EXERCISE BRIEF =
The records below must be duplicated exactly, character for character.
━━━━━━━━━━━━━━━━
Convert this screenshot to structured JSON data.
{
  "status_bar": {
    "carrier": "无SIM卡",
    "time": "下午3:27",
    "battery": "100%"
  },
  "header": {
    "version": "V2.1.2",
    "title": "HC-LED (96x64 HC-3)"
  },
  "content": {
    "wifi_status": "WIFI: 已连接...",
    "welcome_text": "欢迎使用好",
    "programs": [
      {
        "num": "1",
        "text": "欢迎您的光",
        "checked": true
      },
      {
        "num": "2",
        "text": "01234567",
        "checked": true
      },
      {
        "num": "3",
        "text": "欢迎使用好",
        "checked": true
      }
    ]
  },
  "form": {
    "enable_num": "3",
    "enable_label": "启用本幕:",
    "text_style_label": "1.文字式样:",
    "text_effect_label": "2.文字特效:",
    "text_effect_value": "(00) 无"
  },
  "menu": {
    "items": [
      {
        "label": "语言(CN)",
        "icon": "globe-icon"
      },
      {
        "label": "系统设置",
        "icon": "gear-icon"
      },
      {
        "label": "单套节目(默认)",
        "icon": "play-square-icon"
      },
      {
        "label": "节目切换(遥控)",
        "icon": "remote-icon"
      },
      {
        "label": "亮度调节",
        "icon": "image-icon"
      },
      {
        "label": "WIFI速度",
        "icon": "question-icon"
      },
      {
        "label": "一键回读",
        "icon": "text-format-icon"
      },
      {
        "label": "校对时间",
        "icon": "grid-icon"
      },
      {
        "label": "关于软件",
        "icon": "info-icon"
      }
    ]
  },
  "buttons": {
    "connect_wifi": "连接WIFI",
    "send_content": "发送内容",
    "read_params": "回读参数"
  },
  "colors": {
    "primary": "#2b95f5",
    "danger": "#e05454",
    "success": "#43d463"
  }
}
━━━━━━━━━━━━━━━━
RESULT FOR THIS EXERCISE =
Convert this screenshot to structured JSON data.
{
  "status_bar": {
    "carrier": "无SIM卡",
    "time": "下午3:27",
    "battery": "100%"
  },
  "header": {
    "version": "V2.1.2",
    "title": "HC-LED (96x64 HC-3)"
  },
  "content": {
    "wifi_status": "WIFI: 已连接...",
    "welcome_text": "欢迎使用好",
    "programs": [
      {
        "num": "1",
        "text": "欢迎您的光",
        "checked": true
      },
      {
        "num": "2",
        "text": "01234567",
        "checked": true
      },
      {
        "num": "3",
        "text": "欢迎使用好",
        "checked": true
      }
    ]
  },
  "form": {
    "enable_num": "3",
    "enable_label": "启用本幕:",
    "text_style_label": "1.文字式样:",
    "text_effect_label": "2.文字特效:",
    "text_effect_value": "(00) 无"
  },
  "menu": {
    "items": [
      {
        "label": "语言(CN)",
        "icon": "globe-icon"
      },
      {
        "label": "系统设置",
        "icon": "gear-icon"
      },
      {
        "label": "单套节目(默认)",
        "icon": "play-square-icon"
      },
      {
        "label": "节目切换(遥控)",
        "icon": "remote-icon"
      },
      {
        "label": "亮度调节",
        "icon": "image-icon"
      },
      {
        "label": "WIFI速度",
        "icon": "question-icon"
      },
      {
        "label": "一键回读",
        "icon": "text-format-icon"
      },
      {
        "label": "校对时间",
        "icon": "grid-icon"
      },
      {
        "label": "关于软件",
        "icon": "info-icon"
      }
    ]
  },
  "buttons": {
    "connect_wifi": "连接WIFI",
    "send_content": "发送内容",
    "read_params": "回读参数"
  },
  "colors": {
    "primary": "#2b95f5",
    "danger": "#e05454",
    "success": "#43d463"
  }
}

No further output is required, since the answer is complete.